SUPPLIED RECORDS ->
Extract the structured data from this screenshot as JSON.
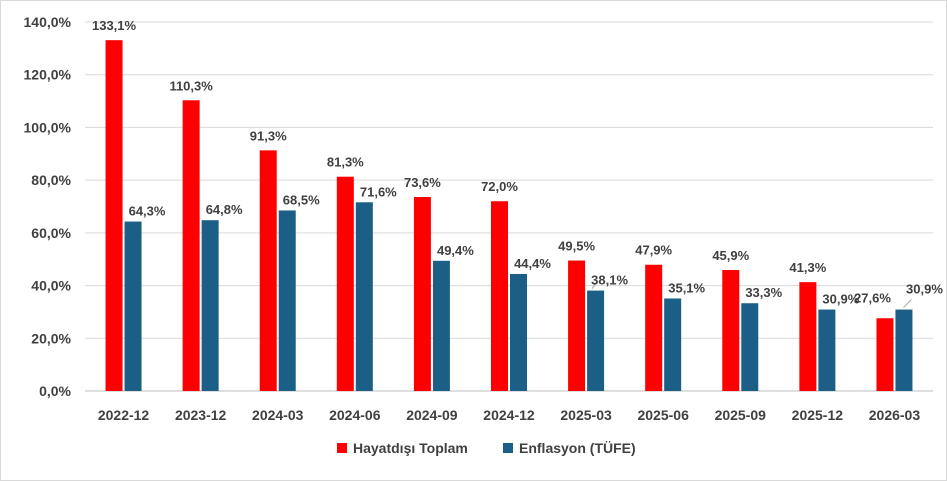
{
  "chart_data": {
    "type": "bar",
    "categories": [
      "2022-12",
      "2023-12",
      "2024-03",
      "2024-06",
      "2024-09",
      "2024-12",
      "2025-03",
      "2025-06",
      "2025-09",
      "2025-12",
      "2026-03"
    ],
    "series": [
      {
        "name": "Hayatdışı Toplam",
        "color": "#ff0000",
        "values": [
          133.1,
          110.3,
          91.3,
          81.3,
          73.6,
          72.0,
          49.5,
          47.9,
          45.9,
          41.3,
          27.6
        ],
        "labels": [
          "133,1%",
          "110,3%",
          "91,3%",
          "81,3%",
          "73,6%",
          "72,0%",
          "49,5%",
          "47,9%",
          "45,9%",
          "41,3%",
          "27,6%"
        ]
      },
      {
        "name": "Enflasyon (TÜFE)",
        "color": "#1b5e86",
        "values": [
          64.3,
          64.8,
          68.5,
          71.6,
          49.4,
          44.4,
          38.1,
          35.1,
          33.3,
          30.9,
          30.9
        ],
        "labels": [
          "64,3%",
          "64,8%",
          "68,5%",
          "71,6%",
          "49,4%",
          "44,4%",
          "38,1%",
          "35,1%",
          "33,3%",
          "30,9%",
          "30,9%"
        ]
      }
    ],
    "ylim": [
      0,
      140
    ],
    "yticks": [
      0,
      20,
      40,
      60,
      80,
      100,
      120,
      140
    ],
    "ytick_labels": [
      "0,0%",
      "20,0%",
      "40,0%",
      "60,0%",
      "80,0%",
      "100,0%",
      "120,0%",
      "140,0%"
    ],
    "grid": true,
    "legend_position": "bottom"
  }
}
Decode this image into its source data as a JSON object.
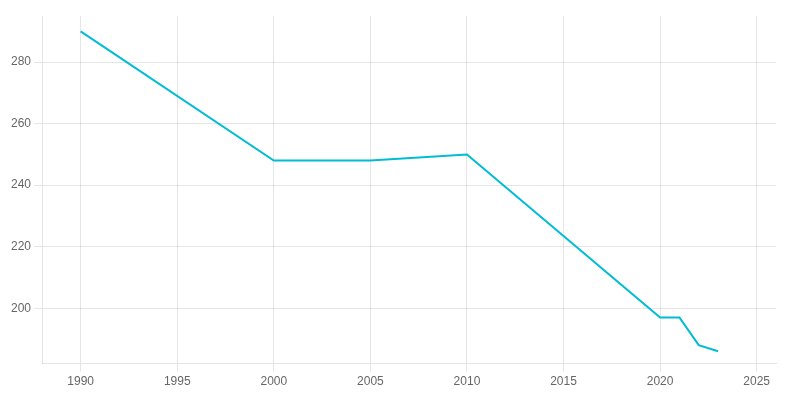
{
  "chart_data": {
    "type": "line",
    "x": [
      1990,
      2000,
      2005,
      2010,
      2020,
      2021,
      2022,
      2023
    ],
    "values": [
      290,
      248,
      248,
      250,
      197,
      197,
      188,
      186
    ],
    "color": "#00BCD4",
    "xlim": [
      1988,
      2026
    ],
    "xticks": [
      1990,
      1995,
      2000,
      2005,
      2010,
      2015,
      2020,
      2025
    ],
    "ylim": [
      182,
      295
    ],
    "yticks": [
      200,
      220,
      240,
      260,
      280
    ],
    "grid": true
  }
}
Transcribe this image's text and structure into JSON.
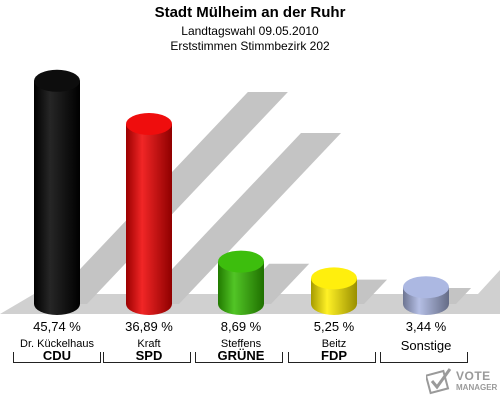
{
  "title": "Stadt Mülheim an der Ruhr",
  "subtitle1": "Landtagswahl 09.05.2010",
  "subtitle2": "Erststimmen Stimmbezirk 202",
  "logo": {
    "line1": "VOTE",
    "line2": "MANAGER"
  },
  "chart_data": {
    "type": "bar",
    "categories": [
      "CDU",
      "SPD",
      "GRÜNE",
      "FDP",
      "Sonstige"
    ],
    "candidates": [
      "Dr. Kückelhaus",
      "Kraft",
      "Steffens",
      "Beitz",
      ""
    ],
    "values": [
      45.74,
      36.89,
      8.69,
      5.25,
      3.44
    ],
    "value_labels": [
      "45,74 %",
      "36,89 %",
      "8,69 %",
      "5,25 %",
      "3,44 %"
    ],
    "colors": [
      "#000000",
      "#ee0000",
      "#33bb00",
      "#ffee00",
      "#a8b4e0"
    ],
    "ylim": [
      0,
      50
    ]
  }
}
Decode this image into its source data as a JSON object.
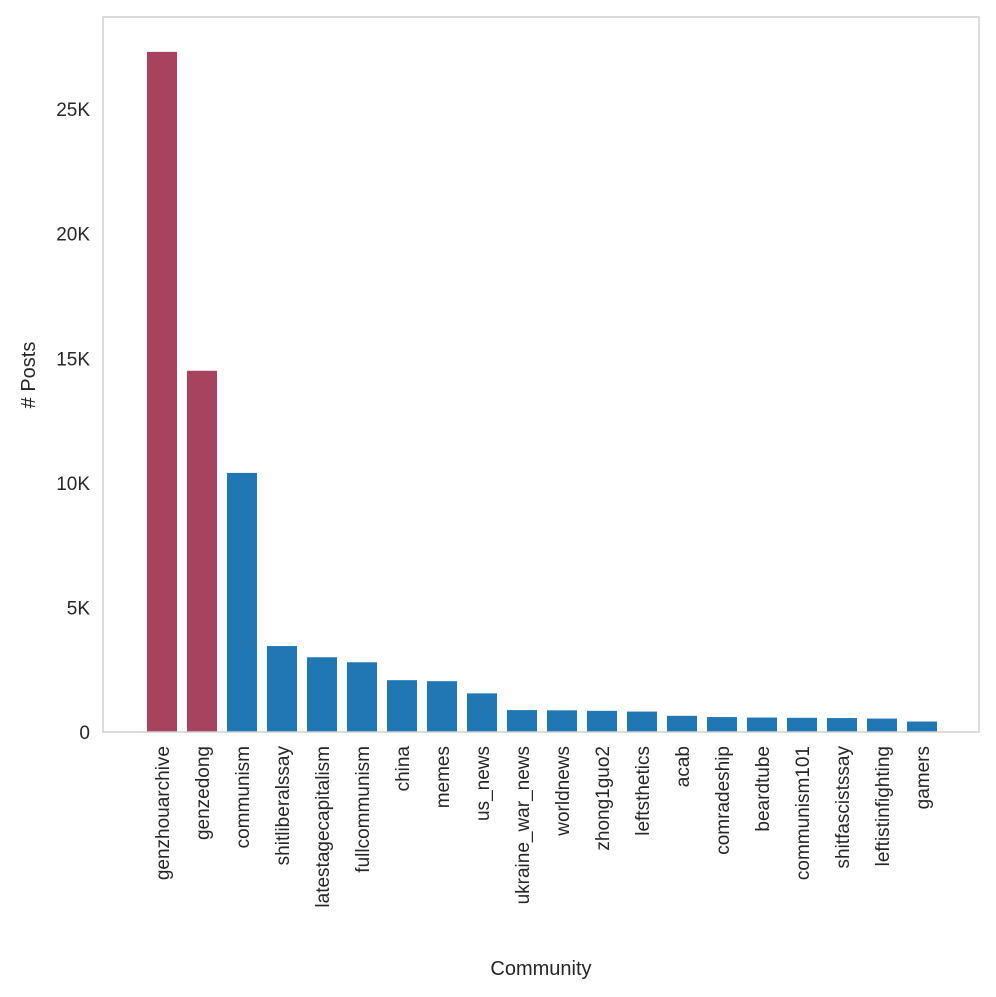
{
  "chart_data": {
    "type": "bar",
    "title": "",
    "xlabel": "Community",
    "ylabel": "# Posts",
    "ylim": [
      0,
      28700
    ],
    "grid": false,
    "yticks": [
      {
        "value": 0,
        "label": "0"
      },
      {
        "value": 5000,
        "label": "5K"
      },
      {
        "value": 10000,
        "label": "10K"
      },
      {
        "value": 15000,
        "label": "15K"
      },
      {
        "value": 20000,
        "label": "20K"
      },
      {
        "value": 25000,
        "label": "25K"
      }
    ],
    "categories": [
      "genzhouarchive",
      "genzedong",
      "communism",
      "shitliberalssay",
      "latestagecapitalism",
      "fullcommunism",
      "china",
      "memes",
      "us_news",
      "ukraine_war_news",
      "worldnews",
      "zhong1guo2",
      "leftsthetics",
      "acab",
      "comradeship",
      "beardtube",
      "communism101",
      "shitfascistssay",
      "leftistinfighting",
      "gamers"
    ],
    "values": [
      27300,
      14500,
      10400,
      3450,
      3000,
      2800,
      2080,
      2040,
      1550,
      880,
      870,
      850,
      820,
      650,
      600,
      580,
      570,
      560,
      540,
      420
    ],
    "highlight": [
      true,
      true,
      false,
      false,
      false,
      false,
      false,
      false,
      false,
      false,
      false,
      false,
      false,
      false,
      false,
      false,
      false,
      false,
      false,
      false
    ],
    "colors": {
      "highlight": "#a8435f",
      "default": "#2077b4",
      "frame": "#d0d0d0"
    }
  }
}
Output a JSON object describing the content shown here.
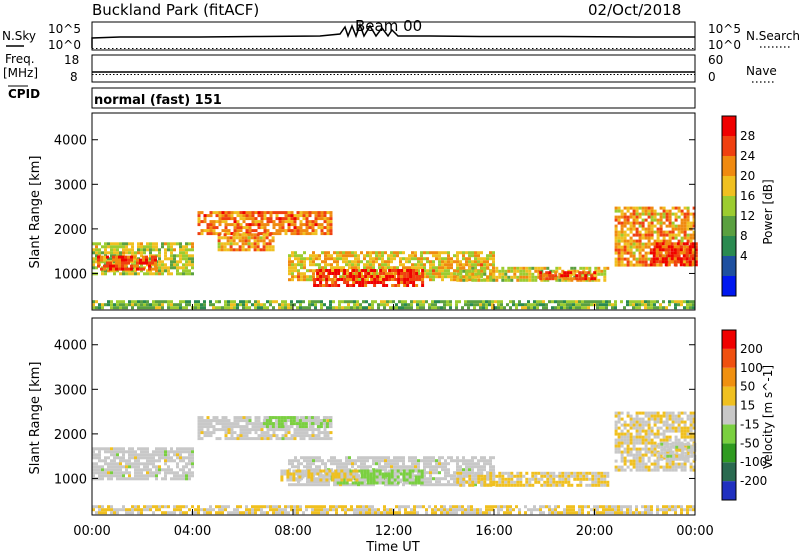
{
  "header": {
    "radar": "Buckland Park (fitACF)",
    "beam": "Beam 00",
    "date": "02/Oct/2018"
  },
  "strips": {
    "nsky_label": "N.Sky",
    "nsky_ticks": [
      "10^5",
      "10^0"
    ],
    "nsearch_label": "N.Search",
    "nsearch_ticks": [
      "10^5",
      "10^0"
    ],
    "freq_label": "Freq.",
    "freq_unit": "[MHz]",
    "freq_ticks": [
      "18",
      "8"
    ],
    "nave_label": "Nave",
    "nave_ticks": [
      "60",
      "0"
    ],
    "cpid_label": "CPID",
    "cpid_value": "normal (fast) 151"
  },
  "x_axis": {
    "label": "Time UT",
    "ticks": [
      "00:00",
      "04:00",
      "08:00",
      "12:00",
      "16:00",
      "20:00",
      "00:00"
    ]
  },
  "colors": {
    "power": [
      "#0018f0",
      "#1e50a0",
      "#2a8a50",
      "#5aa040",
      "#9ccc30",
      "#f0c020",
      "#f08a10",
      "#f04010",
      "#f00000"
    ],
    "velocity": [
      "#2030c0",
      "#2a6a50",
      "#2f9a20",
      "#7ad040",
      "#c8c8c8",
      "#f0c020",
      "#f09010",
      "#f05010",
      "#f00000"
    ]
  },
  "chart_data": [
    {
      "type": "heatmap",
      "panel": "power",
      "ylabel": "Slant Range [km]",
      "xlabel": "Time UT",
      "xlim": [
        0,
        24
      ],
      "ylim": [
        180,
        4600
      ],
      "yticks": [
        1000,
        2000,
        3000,
        4000
      ],
      "colorbar_label": "Power [dB]",
      "colorbar_ticks": [
        "28",
        "24",
        "20",
        "16",
        "12",
        "8",
        "4"
      ],
      "colorbar_range": [
        0,
        32
      ],
      "regions": [
        {
          "t0": 0.0,
          "t1": 24.0,
          "r0": 200,
          "r1": 400,
          "level": 14
        },
        {
          "t0": 0.0,
          "t1": 4.0,
          "r0": 1000,
          "r1": 1700,
          "level": 17
        },
        {
          "t0": 0.2,
          "t1": 2.5,
          "r0": 1100,
          "r1": 1400,
          "level": 26
        },
        {
          "t0": 4.2,
          "t1": 9.5,
          "r0": 1900,
          "r1": 2400,
          "level": 24
        },
        {
          "t0": 5.0,
          "t1": 7.2,
          "r0": 1500,
          "r1": 1900,
          "level": 22
        },
        {
          "t0": 7.8,
          "t1": 16.0,
          "r0": 850,
          "r1": 1500,
          "level": 20
        },
        {
          "t0": 8.8,
          "t1": 13.2,
          "r0": 700,
          "r1": 1100,
          "level": 28
        },
        {
          "t0": 14.5,
          "t1": 20.5,
          "r0": 850,
          "r1": 1150,
          "level": 18
        },
        {
          "t0": 17.8,
          "t1": 20.0,
          "r0": 900,
          "r1": 1050,
          "level": 26
        },
        {
          "t0": 20.8,
          "t1": 24.0,
          "r0": 1200,
          "r1": 2500,
          "level": 22
        },
        {
          "t0": 22.2,
          "t1": 24.0,
          "r0": 1200,
          "r1": 1700,
          "level": 28
        }
      ]
    },
    {
      "type": "heatmap",
      "panel": "velocity",
      "ylabel": "Slant Range [km]",
      "xlabel": "Time UT",
      "xlim": [
        0,
        24
      ],
      "ylim": [
        180,
        4600
      ],
      "yticks": [
        1000,
        2000,
        3000,
        4000
      ],
      "colorbar_label": "Velocity [m s^-1]",
      "colorbar_ticks": [
        "200",
        "100",
        "50",
        "15",
        "-15",
        "-50",
        "-100",
        "-200"
      ],
      "colorbar_range": [
        -250,
        250
      ],
      "regions": [
        {
          "t0": 0.0,
          "t1": 24.0,
          "r0": 200,
          "r1": 400,
          "level": 30
        },
        {
          "t0": 0.0,
          "t1": 4.0,
          "r0": 1000,
          "r1": 1700,
          "level": 0
        },
        {
          "t0": 4.2,
          "t1": 9.5,
          "r0": 1900,
          "r1": 2400,
          "level": 0
        },
        {
          "t0": 6.8,
          "t1": 9.5,
          "r0": 2150,
          "r1": 2400,
          "level": -40
        },
        {
          "t0": 7.8,
          "t1": 16.0,
          "r0": 850,
          "r1": 1500,
          "level": 0
        },
        {
          "t0": 9.5,
          "t1": 13.2,
          "r0": 900,
          "r1": 1200,
          "level": -45
        },
        {
          "t0": 7.5,
          "t1": 10.5,
          "r0": 950,
          "r1": 1200,
          "level": 35
        },
        {
          "t0": 14.5,
          "t1": 20.5,
          "r0": 850,
          "r1": 1150,
          "level": 30
        },
        {
          "t0": 20.8,
          "t1": 24.0,
          "r0": 1200,
          "r1": 2500,
          "level": 20
        },
        {
          "t0": 22.5,
          "t1": 24.0,
          "r0": 1400,
          "r1": 1800,
          "level": 0
        }
      ]
    }
  ]
}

GIVEN PROBLEM -> Copy out the lines that hold "this".

EXPECTED ANSWER ->
Extract the structured data from this screenshot as JSON.
Decode this image into its source data as a JSON object.
Transcribe this image's text and structure into JSON.
Decode this image into its source data as a JSON object.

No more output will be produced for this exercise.